Then, the next starting offset is nine, that means the length of the second variable width element in the column is five bytes.

Notice the fact that here although we have two values in the column the number of positions which have valid data in the offset buffer is actually always one more than the number of column values. This is always true for variable width elements because we need an additional position to track the last offset. If you have ten values in the column, you need to have at least data for 11 positions in the offset buffer, otherwise you will not be able to track the end offset of the tenth element in a variable width column. This is not true for fixed width columns because the validity buffer in the data buffer, they run parallel to each other and there is no concept of offset buffer.

Let's take a slightly more complex example to see how the JSON like data can be represented in an in-memory columnar vectors. Here we have data for two individuals and for each individual we drag information like name, id, and addresses. Name is again a varchar so it can be represented using three buffers like validity, offset and the data buffer as mentioned in the previous slide. Then, ID is again a fixed width column so it can be represented like fixed with four byte INT vectors, as earlier mentioned in the previous slide.

The most interesting piece of information over here is the addresses. Each person can have one or more addresses, which indicates that address at the very top is a list, some form of a list. Right?

> _Listings of regions and labels_
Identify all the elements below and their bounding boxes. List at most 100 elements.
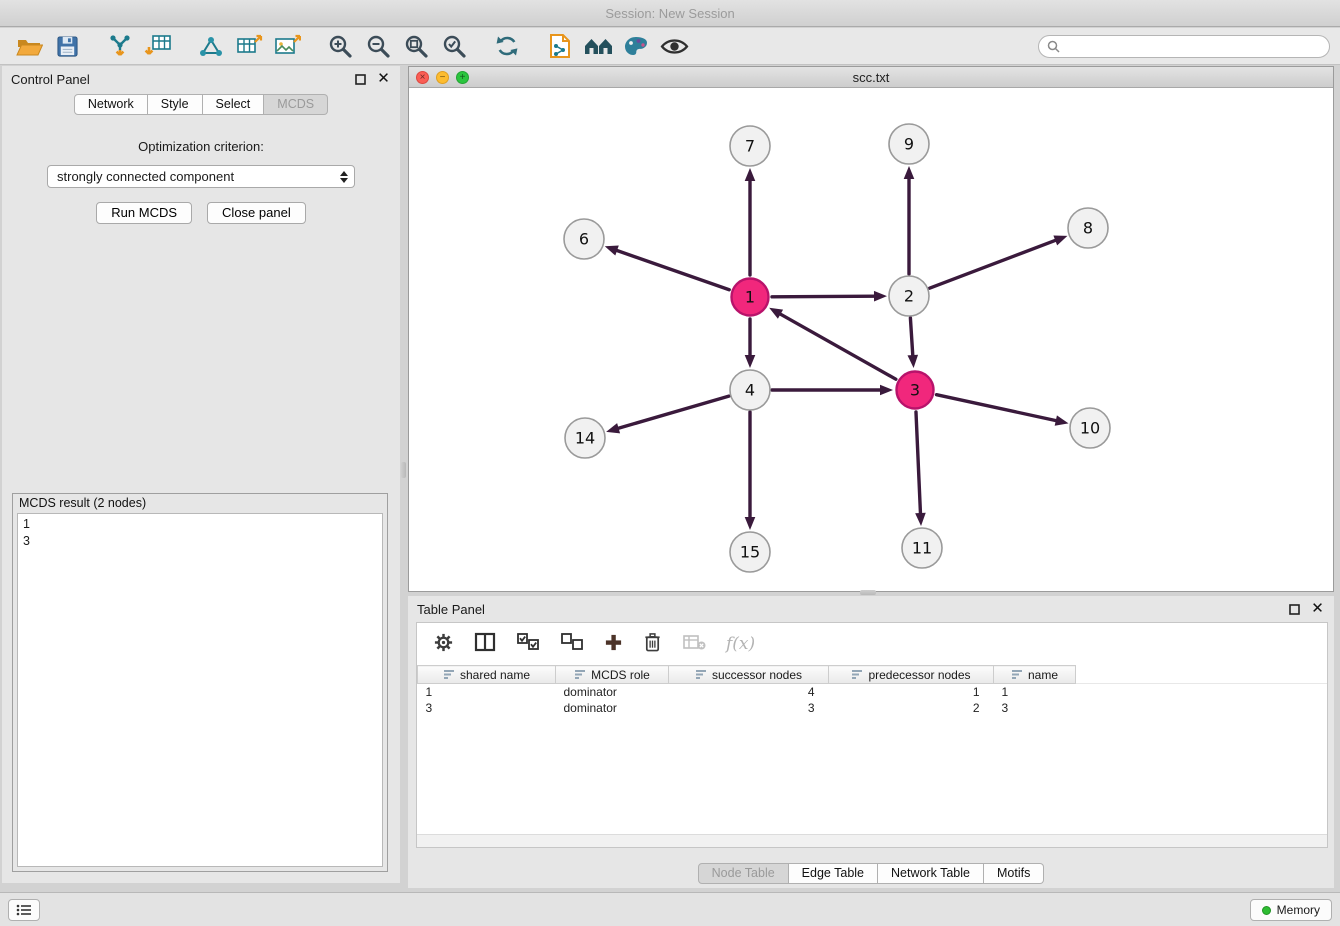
column-header-predecessor-nodes[interactable]: predecessor nodes xyxy=(829,666,994,684)
node-14[interactable]: 14 xyxy=(565,418,605,458)
edge-2-3[interactable] xyxy=(910,318,912,357)
memory-button[interactable]: Memory xyxy=(1250,899,1332,921)
tab-edge-table[interactable]: Edge Table xyxy=(789,863,878,884)
mcds-result-list[interactable]: 13 xyxy=(17,513,383,867)
table-cell[interactable]: 3 xyxy=(669,700,829,716)
node-9[interactable]: 9 xyxy=(889,124,929,164)
horizontal-splitter-handle[interactable] xyxy=(860,590,876,595)
node-3[interactable]: 3 xyxy=(897,372,934,409)
node-label: 4 xyxy=(745,381,755,400)
export-table-button[interactable] xyxy=(230,31,268,62)
table-cell[interactable]: 1 xyxy=(994,684,1076,700)
network-canvas[interactable]: 7 9 6 8 1 2 4 3 14 10 15 11 xyxy=(409,88,1333,591)
table-cell[interactable]: 1 xyxy=(829,684,994,700)
table-cell[interactable]: 3 xyxy=(994,700,1076,716)
show-log-button[interactable] xyxy=(8,899,40,921)
zoom-fit-button[interactable] xyxy=(397,31,435,62)
vertical-splitter-handle[interactable] xyxy=(401,462,406,478)
import-table-file-button[interactable] xyxy=(139,31,177,62)
column-header-name[interactable]: name xyxy=(994,666,1076,684)
save-session-button[interactable] xyxy=(48,31,86,62)
zoom-selected-button[interactable] xyxy=(435,31,473,62)
show-hide-button[interactable] xyxy=(655,31,693,62)
edge-arrowhead xyxy=(745,517,756,530)
criterion-dropdown[interactable]: strongly connected component xyxy=(47,165,355,188)
window-titlebar[interactable]: Session: New Session xyxy=(0,0,1340,27)
table-horizontal-scrollbar[interactable] xyxy=(417,834,1327,847)
column-header-successor-nodes[interactable]: successor nodes xyxy=(669,666,829,684)
network-graph[interactable]: 7 9 6 8 1 2 4 3 14 10 15 11 xyxy=(409,88,1333,591)
control-panel-tabs: Network Style Select MCDS xyxy=(2,94,400,115)
node-2[interactable]: 2 xyxy=(889,276,929,316)
table-cell[interactable]: 1 xyxy=(418,684,556,700)
edge-3-10[interactable] xyxy=(936,395,1057,421)
zoom-out-button[interactable] xyxy=(359,31,397,62)
run-mcds-button[interactable]: Run MCDS xyxy=(96,202,192,224)
tab-network-table[interactable]: Network Table xyxy=(878,863,984,884)
select-all-button[interactable] xyxy=(516,632,540,655)
tab-mcds[interactable]: MCDS xyxy=(264,94,328,115)
export-image-icon xyxy=(273,33,301,59)
close-window-icon[interactable]: × xyxy=(416,71,429,84)
tab-node-table[interactable]: Node Table xyxy=(698,863,789,884)
close-panel-button[interactable]: Close panel xyxy=(207,202,306,224)
optimization-criterion-label: Optimization criterion: xyxy=(2,139,400,154)
node-11[interactable]: 11 xyxy=(902,528,942,568)
node-4[interactable]: 4 xyxy=(730,370,770,410)
tab-motifs[interactable]: Motifs xyxy=(984,863,1044,884)
table-cell[interactable]: dominator xyxy=(556,700,669,716)
node-15[interactable]: 15 xyxy=(730,532,770,572)
network-window-titlebar[interactable]: × − + scc.txt xyxy=(409,67,1333,88)
edge-1-2[interactable] xyxy=(772,296,876,297)
add-column-button[interactable] xyxy=(604,633,623,655)
zoom-in-button[interactable] xyxy=(321,31,359,62)
mcds-result-box: MCDS result (2 nodes) 13 xyxy=(12,493,388,872)
delete-row-button[interactable] xyxy=(643,631,662,656)
search-input[interactable] xyxy=(1065,39,1321,54)
search-field[interactable] xyxy=(1038,35,1330,58)
close-table-panel-icon[interactable]: ✕ xyxy=(1310,602,1325,617)
column-header-shared-name[interactable]: shared name xyxy=(418,666,556,684)
table-row[interactable]: 1dominator411 xyxy=(418,684,1328,700)
minimize-window-icon[interactable]: − xyxy=(436,71,449,84)
tab-select[interactable]: Select xyxy=(203,94,265,115)
node-6[interactable]: 6 xyxy=(564,219,604,259)
float-panel-icon[interactable] xyxy=(353,72,368,87)
show-columns-button[interactable] xyxy=(474,632,496,655)
table-cell[interactable]: 4 xyxy=(669,684,829,700)
edge-4-14[interactable] xyxy=(617,396,729,429)
node-1[interactable]: 1 xyxy=(732,279,769,316)
edge-1-6[interactable] xyxy=(615,250,729,290)
table-cell[interactable]: dominator xyxy=(556,684,669,700)
node-7[interactable]: 7 xyxy=(730,126,770,166)
node-label: 3 xyxy=(910,381,920,400)
open-session-button[interactable] xyxy=(10,31,48,62)
deselect-all-button[interactable] xyxy=(560,632,584,655)
delete-column-button[interactable] xyxy=(682,633,706,654)
table-row[interactable]: 3dominator323 xyxy=(418,700,1328,716)
table-panel-tabs: Node Table Edge Table Network Table Moti… xyxy=(408,863,1334,884)
table-cell[interactable]: 3 xyxy=(418,700,556,716)
close-panel-icon[interactable]: ✕ xyxy=(376,72,391,87)
table-settings-button[interactable] xyxy=(433,632,454,656)
export-image-button[interactable] xyxy=(268,31,306,62)
table-cell[interactable]: 2 xyxy=(829,700,994,716)
column-header-mcds-role[interactable]: MCDS role xyxy=(556,666,669,684)
document-share-button[interactable] xyxy=(541,31,579,62)
import-network-file-button[interactable] xyxy=(101,31,139,62)
export-network-button[interactable] xyxy=(192,31,230,62)
node-10[interactable]: 10 xyxy=(1070,408,1110,448)
refresh-button[interactable] xyxy=(488,31,526,62)
node-8[interactable]: 8 xyxy=(1068,208,1108,248)
function-builder-button[interactable]: f(x) xyxy=(726,634,755,654)
edge-3-1[interactable] xyxy=(779,313,896,379)
control-panel-title: Control Panel xyxy=(11,72,90,87)
tab-network[interactable]: Network xyxy=(74,94,148,115)
edge-2-8[interactable] xyxy=(930,240,1058,288)
maximize-window-icon[interactable]: + xyxy=(456,71,469,84)
float-table-panel-icon[interactable] xyxy=(1287,602,1302,617)
style-button[interactable] xyxy=(617,31,655,62)
edge-3-11[interactable] xyxy=(916,412,921,515)
tab-style[interactable]: Style xyxy=(148,94,203,115)
home-button[interactable] xyxy=(579,31,617,62)
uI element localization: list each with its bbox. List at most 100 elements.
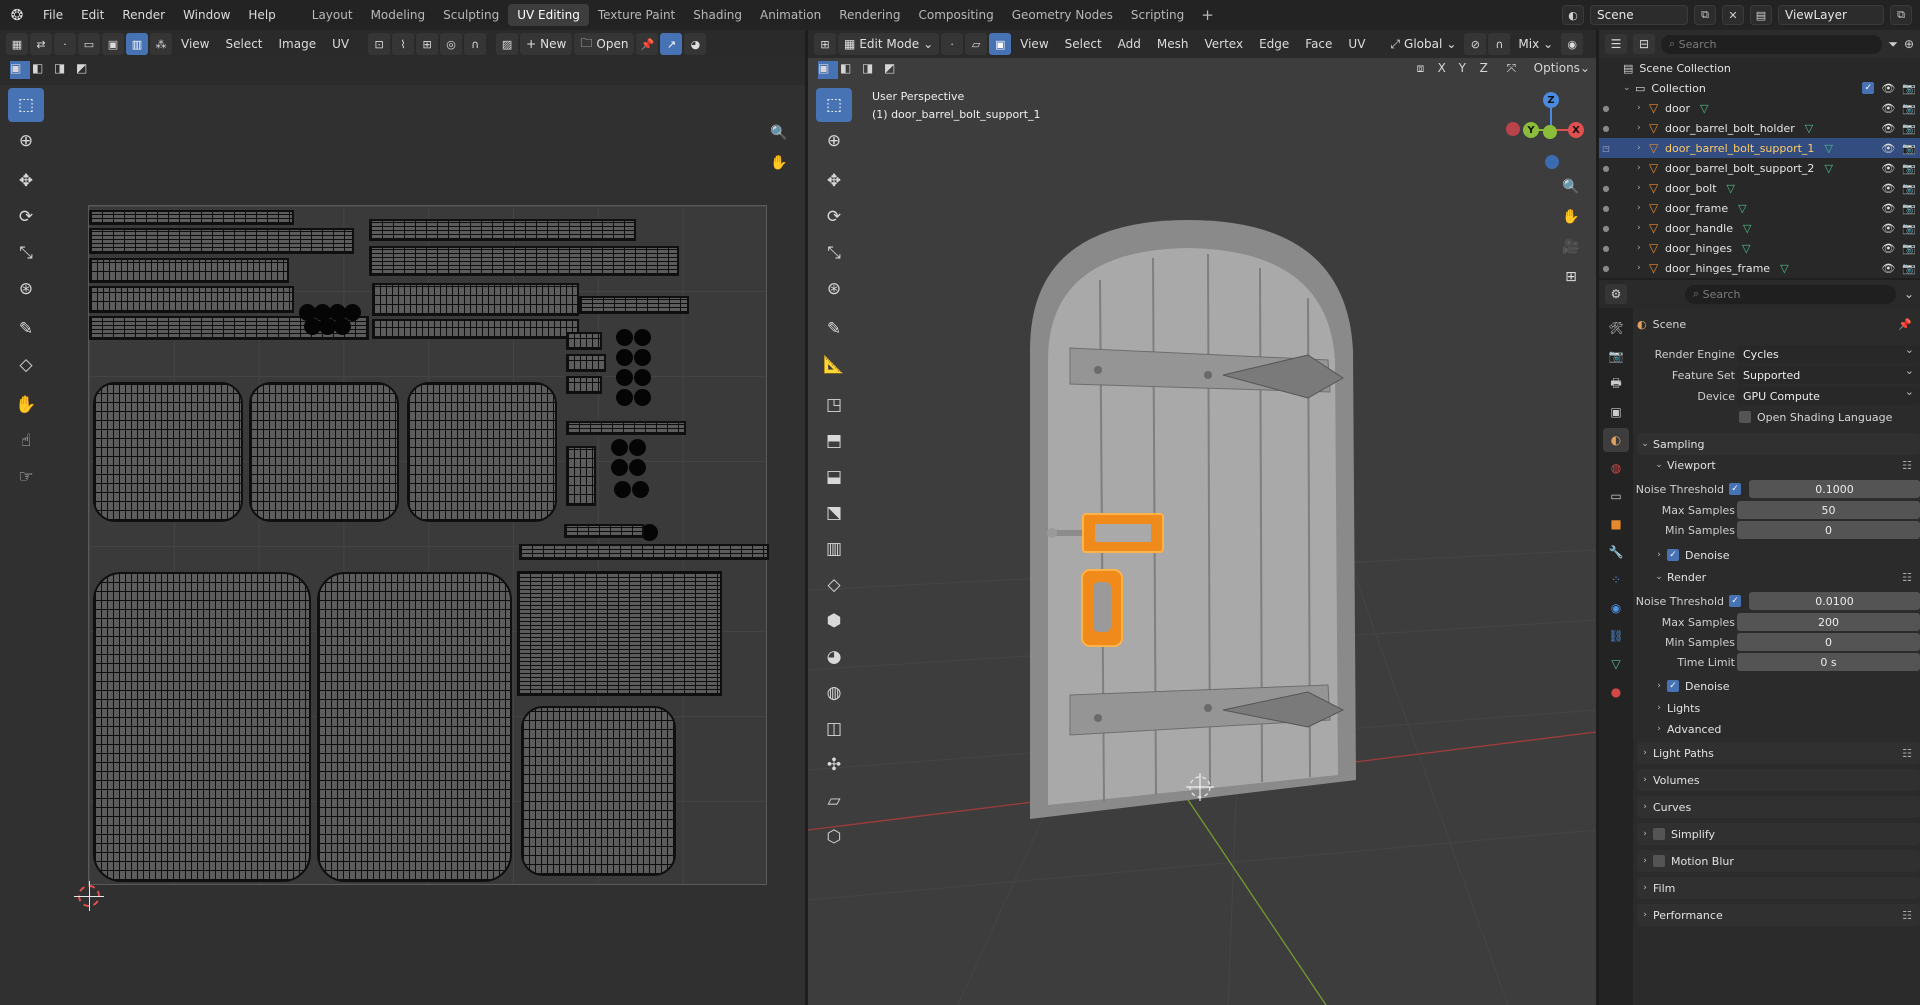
uv-island[interactable] <box>372 283 579 316</box>
view-layer-tab-icon[interactable]: ▣ <box>1603 400 1629 424</box>
extrude-icon[interactable]: ⬒ <box>816 424 852 458</box>
options-dropdown[interactable]: Options⌄ <box>1534 61 1590 79</box>
camera-view-icon[interactable]: 🎥 <box>1558 234 1584 260</box>
uv-edge-select-icon[interactable]: ▭ <box>78 33 100 55</box>
outliner-object-row[interactable]: ● › ▽ door_bolt ▽ 👁 📷 <box>1599 178 1920 198</box>
axis-z-toggle[interactable]: Z <box>1480 61 1498 79</box>
vp-menu-face[interactable]: Face <box>1298 33 1339 55</box>
edge-select-icon[interactable]: ▱ <box>965 33 988 55</box>
osl-checkbox[interactable] <box>1739 411 1751 423</box>
tab-scripting[interactable]: Scripting <box>1122 4 1193 26</box>
list-icon[interactable]: ☷ <box>1902 459 1912 472</box>
axis-y-toggle[interactable]: Y <box>1459 61 1477 79</box>
mirror-icon[interactable]: ⧈ <box>1417 61 1435 79</box>
vp-menu-uv[interactable]: UV <box>1341 33 1372 55</box>
proportional-icon[interactable]: ◉ <box>1561 33 1584 55</box>
menu-render[interactable]: Render <box>113 0 174 30</box>
spin-icon[interactable]: ◕ <box>816 640 852 674</box>
uv-island[interactable] <box>372 319 579 339</box>
visibility-eye-icon[interactable]: 👁 <box>1881 162 1895 175</box>
uv-island[interactable] <box>89 286 294 313</box>
bevel-icon[interactable]: ⬔ <box>816 496 852 530</box>
scene-icon[interactable]: ◐ <box>1562 5 1584 25</box>
tab-animation[interactable]: Animation <box>751 4 830 26</box>
exclude-checkbox[interactable]: ✓ <box>1862 81 1875 94</box>
r-max-samples-field[interactable]: 200 <box>1737 613 1920 631</box>
uv-island[interactable] <box>89 258 289 283</box>
scene-name-field[interactable]: Scene <box>1590 5 1688 25</box>
outliner-object-row[interactable]: ● › ▽ door ▽ 👁 📷 <box>1599 98 1920 118</box>
vp-pan-icon[interactable]: ✋ <box>1558 204 1584 230</box>
render-camera-icon[interactable]: 📷 <box>1902 202 1916 215</box>
outliner-object-row[interactable]: ● › ▽ door_hinges_frame ▽ 👁 📷 <box>1599 258 1920 278</box>
expand-arrow-icon[interactable]: › <box>1637 143 1649 153</box>
open-image-button[interactable]: 🗀 Open <box>574 33 635 55</box>
vp-zoom-icon[interactable]: 🔍 <box>1558 174 1584 200</box>
vp-menu-edge[interactable]: Edge <box>1252 33 1296 55</box>
transform-icon[interactable]: ⊛ <box>8 272 44 306</box>
overlay-toggle-icon[interactable]: ◕ <box>684 33 707 55</box>
uv-island[interactable] <box>369 246 679 276</box>
face-select-icon[interactable]: ▣ <box>989 33 1012 55</box>
uv-island[interactable] <box>564 524 644 538</box>
select-subtract-icon[interactable]: ◨ <box>54 61 74 79</box>
advanced-subpanel[interactable]: › Advanced <box>1637 718 1920 740</box>
vp-menu-view[interactable]: View <box>1013 33 1055 55</box>
menu-edit[interactable]: Edit <box>72 0 113 30</box>
uv-island[interactable] <box>93 572 311 882</box>
uv-island[interactable] <box>566 376 602 394</box>
visibility-eye-icon[interactable]: 👁 <box>1881 242 1895 255</box>
expand-arrow-icon[interactable]: › <box>1637 203 1649 213</box>
view-layer-field[interactable]: ViewLayer <box>1778 5 1884 25</box>
uv-menu-view[interactable]: View <box>174 33 216 55</box>
vp-select-box-icon[interactable]: ⬚ <box>816 88 852 122</box>
editor-type-icon[interactable]: ▦ <box>6 33 28 55</box>
r-min-samples-field[interactable]: 0 <box>1737 633 1920 651</box>
orientation-dropdown[interactable]: ⤢ Global ⌄ <box>1384 33 1462 55</box>
new-image-button[interactable]: + New <box>520 33 573 55</box>
gizmo-neg-z-icon[interactable] <box>1545 155 1559 169</box>
snap-icon[interactable]: ⌇ <box>392 33 415 55</box>
viewport-scene[interactable] <box>808 30 1596 1005</box>
lights-subpanel[interactable]: › Lights <box>1637 697 1920 719</box>
performance-panel[interactable]: › Performance ☷ <box>1637 904 1920 926</box>
uv-island[interactable] <box>566 332 602 350</box>
uv-face-select-icon[interactable]: ▣ <box>102 33 124 55</box>
outliner-object-row[interactable]: ● › ▽ door_handle ▽ 👁 📷 <box>1599 218 1920 238</box>
visibility-eye-icon[interactable]: 👁 <box>1881 102 1895 115</box>
simplify-panel[interactable]: › Simplify <box>1637 823 1920 845</box>
visibility-eye-icon[interactable]: 👁 <box>1881 82 1895 95</box>
volumes-panel[interactable]: › Volumes <box>1637 769 1920 791</box>
tab-uv-editing[interactable]: UV Editing <box>508 4 589 26</box>
mode-dropdown[interactable]: ▦ Edit Mode ⌄ <box>838 33 940 55</box>
r-denoise-subpanel[interactable]: › ✓ Denoise <box>1637 675 1920 697</box>
mix-dropdown[interactable]: Mix ⌄ <box>1512 33 1559 55</box>
uv-island[interactable] <box>369 219 636 241</box>
list-icon[interactable]: ☷ <box>1902 571 1912 584</box>
properties-search-input[interactable]: ⌕ Search <box>1685 284 1896 304</box>
tab-shading[interactable]: Shading <box>684 4 751 26</box>
render-camera-icon[interactable]: 📷 <box>1902 222 1916 235</box>
snap-magnet-icon[interactable]: ∩ <box>1488 33 1511 55</box>
vp-select-new-icon[interactable]: ▣ <box>818 61 838 79</box>
view-layer-icon[interactable]: ▤ <box>1750 5 1772 25</box>
output-tab-icon[interactable]: 🖶 <box>1603 372 1629 396</box>
axis-x-toggle[interactable]: X <box>1438 61 1456 79</box>
uv-canvas[interactable]: 🔍 ✋ <box>0 85 805 1005</box>
gizmo-neg-x-icon[interactable] <box>1506 122 1520 136</box>
rip-region-icon[interactable]: ⬡ <box>816 820 852 854</box>
render-camera-icon[interactable]: 📷 <box>1902 82 1916 95</box>
rip-icon[interactable]: ◇ <box>8 348 44 382</box>
vp-annotate-icon[interactable]: ✎ <box>816 312 852 346</box>
move-icon[interactable]: ✥ <box>8 164 44 198</box>
r-denoise-checkbox[interactable]: ✓ <box>1667 680 1679 692</box>
rotate-icon[interactable]: ⟳ <box>8 200 44 234</box>
vp-denoise-subpanel[interactable]: › ✓ Denoise <box>1637 544 1920 566</box>
chevron-down-icon[interactable]: ⌄ <box>1904 287 1914 301</box>
select-box-icon[interactable]: ⬚ <box>8 88 44 122</box>
uv-island[interactable] <box>317 572 512 882</box>
visibility-eye-icon[interactable]: 👁 <box>1881 182 1895 195</box>
properties-type-icon[interactable]: ⚙ <box>1605 284 1627 304</box>
vp-select-extend-icon[interactable]: ◧ <box>840 61 860 79</box>
gizmo-z-icon[interactable]: Z <box>1543 92 1559 108</box>
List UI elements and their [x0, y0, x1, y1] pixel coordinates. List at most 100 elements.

> _Tasks to carry out_
- a) Can you rewrite the stretch of the columnar data passage from "Then, the next" through "of offset buffer.", putting "offset array" in place of "offset buffer"?
- b) Answer these about the columnar data passage:
(i) If a variable width column holds ten values, for how many positions in the offset buffer must there be data at minimum?
(ii) Which three buffers can represent the name field?
(iii) What kind of vector does the passage say can represent the ID column?

> _Exercise results_
- a)
Then, the next starting offset is nine, that means the length of the second variable width element in the column is five bytes.

Notice the fact that here although we have two values in the column the number of positions which have valid data in the offset array is actually always one more than the number of column values. This is always true for variable width elements because we need an additional position to track the last offset. If you have ten values in the column, you need to have at least data for 11 positions in the offset array, otherwise you will not be able to track the end offset of the tenth element in a variable width column. This is not true for fixed width columns because the validity buffer in the data buffer, they run parallel to each other and there is no concept of offset array.

- b)
(i) At least 11 positions.
(ii) The validity, offset and data buffers.
(iii) A fixed width four byte INT vector.